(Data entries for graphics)

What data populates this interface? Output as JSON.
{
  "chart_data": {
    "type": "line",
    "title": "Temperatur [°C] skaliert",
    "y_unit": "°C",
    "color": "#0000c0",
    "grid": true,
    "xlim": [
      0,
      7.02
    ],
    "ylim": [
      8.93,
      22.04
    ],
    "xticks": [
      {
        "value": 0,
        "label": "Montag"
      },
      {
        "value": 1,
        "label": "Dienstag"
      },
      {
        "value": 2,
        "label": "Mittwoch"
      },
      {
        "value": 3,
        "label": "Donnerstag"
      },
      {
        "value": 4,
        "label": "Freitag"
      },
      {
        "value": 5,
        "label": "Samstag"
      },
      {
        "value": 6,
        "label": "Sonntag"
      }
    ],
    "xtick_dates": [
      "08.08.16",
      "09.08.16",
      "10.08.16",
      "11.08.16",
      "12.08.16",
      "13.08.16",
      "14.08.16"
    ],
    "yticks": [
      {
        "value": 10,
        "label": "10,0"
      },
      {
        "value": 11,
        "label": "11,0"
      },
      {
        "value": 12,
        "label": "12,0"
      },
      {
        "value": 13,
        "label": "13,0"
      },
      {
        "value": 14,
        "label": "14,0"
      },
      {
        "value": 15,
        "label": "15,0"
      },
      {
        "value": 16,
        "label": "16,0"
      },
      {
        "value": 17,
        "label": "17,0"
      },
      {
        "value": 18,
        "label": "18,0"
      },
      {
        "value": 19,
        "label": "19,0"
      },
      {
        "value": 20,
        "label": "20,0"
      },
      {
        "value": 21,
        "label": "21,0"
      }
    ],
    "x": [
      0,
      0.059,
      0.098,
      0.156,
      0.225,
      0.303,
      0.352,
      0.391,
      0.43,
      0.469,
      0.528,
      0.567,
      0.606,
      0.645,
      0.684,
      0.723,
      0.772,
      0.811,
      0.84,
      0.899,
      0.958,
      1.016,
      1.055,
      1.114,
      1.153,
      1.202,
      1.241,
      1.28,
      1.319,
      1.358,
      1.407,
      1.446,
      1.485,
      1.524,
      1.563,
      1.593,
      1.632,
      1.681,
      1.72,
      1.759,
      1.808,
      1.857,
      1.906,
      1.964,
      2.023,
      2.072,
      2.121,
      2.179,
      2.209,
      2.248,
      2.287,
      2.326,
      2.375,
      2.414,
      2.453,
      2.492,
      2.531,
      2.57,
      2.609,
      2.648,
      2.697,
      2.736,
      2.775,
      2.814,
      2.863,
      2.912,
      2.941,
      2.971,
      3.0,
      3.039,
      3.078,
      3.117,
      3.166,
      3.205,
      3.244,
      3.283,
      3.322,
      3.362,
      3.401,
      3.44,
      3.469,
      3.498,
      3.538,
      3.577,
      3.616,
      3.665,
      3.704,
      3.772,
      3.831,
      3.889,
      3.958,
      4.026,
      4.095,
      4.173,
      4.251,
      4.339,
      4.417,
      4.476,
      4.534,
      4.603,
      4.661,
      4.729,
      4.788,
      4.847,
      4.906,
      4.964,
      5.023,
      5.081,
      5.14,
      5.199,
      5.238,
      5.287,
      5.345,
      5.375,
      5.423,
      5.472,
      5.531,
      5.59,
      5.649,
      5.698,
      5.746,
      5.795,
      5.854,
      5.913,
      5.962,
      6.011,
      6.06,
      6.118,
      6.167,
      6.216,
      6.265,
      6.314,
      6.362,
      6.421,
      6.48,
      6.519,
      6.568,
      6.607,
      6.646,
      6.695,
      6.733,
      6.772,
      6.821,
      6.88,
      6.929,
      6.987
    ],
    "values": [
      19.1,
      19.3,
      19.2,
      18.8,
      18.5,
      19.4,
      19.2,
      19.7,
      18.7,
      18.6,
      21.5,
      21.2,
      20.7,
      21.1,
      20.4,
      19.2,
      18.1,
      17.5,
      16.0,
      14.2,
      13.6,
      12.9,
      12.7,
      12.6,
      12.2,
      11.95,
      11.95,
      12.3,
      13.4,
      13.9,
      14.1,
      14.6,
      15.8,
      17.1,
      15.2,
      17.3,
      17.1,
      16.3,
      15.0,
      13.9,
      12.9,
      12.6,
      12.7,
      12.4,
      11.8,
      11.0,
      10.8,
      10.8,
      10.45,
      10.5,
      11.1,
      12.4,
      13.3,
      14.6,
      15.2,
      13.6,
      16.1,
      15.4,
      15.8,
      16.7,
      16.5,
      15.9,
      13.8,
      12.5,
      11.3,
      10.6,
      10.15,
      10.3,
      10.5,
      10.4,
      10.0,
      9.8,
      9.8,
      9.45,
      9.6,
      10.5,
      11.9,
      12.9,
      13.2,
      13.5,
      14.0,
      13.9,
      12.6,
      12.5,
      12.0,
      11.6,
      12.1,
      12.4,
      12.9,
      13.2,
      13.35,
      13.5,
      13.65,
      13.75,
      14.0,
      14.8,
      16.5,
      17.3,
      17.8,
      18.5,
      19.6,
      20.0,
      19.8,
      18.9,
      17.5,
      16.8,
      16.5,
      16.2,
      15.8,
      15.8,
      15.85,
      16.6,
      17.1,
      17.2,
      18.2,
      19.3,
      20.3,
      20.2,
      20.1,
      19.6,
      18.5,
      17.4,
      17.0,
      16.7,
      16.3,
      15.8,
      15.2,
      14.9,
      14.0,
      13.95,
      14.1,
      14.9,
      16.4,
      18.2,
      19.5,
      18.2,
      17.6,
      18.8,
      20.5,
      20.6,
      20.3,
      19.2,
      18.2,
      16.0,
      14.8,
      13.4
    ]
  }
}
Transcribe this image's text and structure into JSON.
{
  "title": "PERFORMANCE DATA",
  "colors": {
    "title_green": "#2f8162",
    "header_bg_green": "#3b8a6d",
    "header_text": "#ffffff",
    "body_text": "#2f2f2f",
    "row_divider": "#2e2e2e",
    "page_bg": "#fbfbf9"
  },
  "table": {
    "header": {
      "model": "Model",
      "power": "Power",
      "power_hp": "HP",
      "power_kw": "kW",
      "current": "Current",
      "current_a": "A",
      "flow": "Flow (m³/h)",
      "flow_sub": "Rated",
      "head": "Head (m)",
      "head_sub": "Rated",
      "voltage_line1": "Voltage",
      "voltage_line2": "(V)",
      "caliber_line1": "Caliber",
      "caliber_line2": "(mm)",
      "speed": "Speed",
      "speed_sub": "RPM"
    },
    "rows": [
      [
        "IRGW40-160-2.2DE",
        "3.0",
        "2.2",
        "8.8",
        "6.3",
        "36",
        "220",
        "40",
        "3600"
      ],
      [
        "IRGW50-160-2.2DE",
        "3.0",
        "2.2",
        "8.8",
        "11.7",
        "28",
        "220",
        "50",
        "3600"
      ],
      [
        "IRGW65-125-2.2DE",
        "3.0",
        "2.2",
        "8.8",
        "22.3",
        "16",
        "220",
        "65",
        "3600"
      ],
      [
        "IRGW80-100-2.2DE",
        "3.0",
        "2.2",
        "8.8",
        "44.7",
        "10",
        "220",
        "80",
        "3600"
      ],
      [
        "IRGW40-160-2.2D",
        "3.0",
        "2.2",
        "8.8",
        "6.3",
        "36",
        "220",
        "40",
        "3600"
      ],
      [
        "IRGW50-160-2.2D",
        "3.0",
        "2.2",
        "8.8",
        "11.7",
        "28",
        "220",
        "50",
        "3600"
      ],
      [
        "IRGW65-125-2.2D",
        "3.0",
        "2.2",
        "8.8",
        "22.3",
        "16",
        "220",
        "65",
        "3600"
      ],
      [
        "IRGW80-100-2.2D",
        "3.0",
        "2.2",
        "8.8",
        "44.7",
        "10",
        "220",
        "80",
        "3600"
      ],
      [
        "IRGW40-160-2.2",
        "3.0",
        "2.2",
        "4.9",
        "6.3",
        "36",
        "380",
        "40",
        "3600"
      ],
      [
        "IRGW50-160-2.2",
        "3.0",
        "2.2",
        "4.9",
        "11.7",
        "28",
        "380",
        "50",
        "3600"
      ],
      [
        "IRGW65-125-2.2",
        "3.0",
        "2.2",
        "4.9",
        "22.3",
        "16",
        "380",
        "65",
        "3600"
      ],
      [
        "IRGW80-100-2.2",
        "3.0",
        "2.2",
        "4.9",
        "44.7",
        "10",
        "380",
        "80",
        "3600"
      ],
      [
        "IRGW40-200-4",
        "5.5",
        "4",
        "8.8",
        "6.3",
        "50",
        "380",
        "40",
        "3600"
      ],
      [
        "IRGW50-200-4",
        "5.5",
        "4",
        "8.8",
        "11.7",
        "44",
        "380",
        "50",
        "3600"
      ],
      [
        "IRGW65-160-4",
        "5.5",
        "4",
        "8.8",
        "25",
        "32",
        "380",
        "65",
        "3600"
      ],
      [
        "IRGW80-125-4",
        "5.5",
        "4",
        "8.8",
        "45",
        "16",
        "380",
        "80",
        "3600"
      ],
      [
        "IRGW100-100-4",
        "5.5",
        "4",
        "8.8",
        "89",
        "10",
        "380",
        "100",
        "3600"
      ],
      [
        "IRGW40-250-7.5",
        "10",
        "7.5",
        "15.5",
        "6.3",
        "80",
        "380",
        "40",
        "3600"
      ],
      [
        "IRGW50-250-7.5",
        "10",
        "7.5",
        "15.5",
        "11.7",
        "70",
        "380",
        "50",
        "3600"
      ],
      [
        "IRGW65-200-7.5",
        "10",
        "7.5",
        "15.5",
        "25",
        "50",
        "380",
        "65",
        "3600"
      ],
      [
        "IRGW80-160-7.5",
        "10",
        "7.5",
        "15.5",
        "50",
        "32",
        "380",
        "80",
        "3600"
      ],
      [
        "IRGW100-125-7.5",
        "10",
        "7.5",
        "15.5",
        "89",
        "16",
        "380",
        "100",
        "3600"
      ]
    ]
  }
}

§ **YOUR OBJECTIVE**: Show each line in the entries that holds the string "this".

§ **EXPECTED ANSWER**:
What data populates this interface? Output as JSON.
Transcribe this image's text and structure into JSON.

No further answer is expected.